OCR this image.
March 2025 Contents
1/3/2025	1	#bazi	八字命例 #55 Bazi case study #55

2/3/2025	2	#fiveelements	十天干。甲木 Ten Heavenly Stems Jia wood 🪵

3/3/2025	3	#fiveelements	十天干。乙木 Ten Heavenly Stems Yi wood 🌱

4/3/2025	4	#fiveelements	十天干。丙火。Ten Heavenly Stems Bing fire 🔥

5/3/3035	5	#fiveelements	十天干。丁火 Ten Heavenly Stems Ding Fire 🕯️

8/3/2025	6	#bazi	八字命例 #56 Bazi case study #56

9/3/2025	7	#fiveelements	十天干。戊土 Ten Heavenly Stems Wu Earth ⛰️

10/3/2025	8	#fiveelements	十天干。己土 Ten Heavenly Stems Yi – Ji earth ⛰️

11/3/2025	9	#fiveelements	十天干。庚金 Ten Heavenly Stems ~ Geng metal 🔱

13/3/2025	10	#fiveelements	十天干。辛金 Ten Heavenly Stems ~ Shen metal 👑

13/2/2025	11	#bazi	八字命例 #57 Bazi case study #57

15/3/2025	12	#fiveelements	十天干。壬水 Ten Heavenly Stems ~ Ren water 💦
══════════════════════════════
### Task goal
Which lines include the word "study"? Copy every one of them.

### Full response
1/3/2025	1	#bazi	八字命例 #55 Bazi case study #55
8/3/2025	6	#bazi	八字命例 #56 Bazi case study #56
13/2/2025	11	#bazi	八字命例 #57 Bazi case study #57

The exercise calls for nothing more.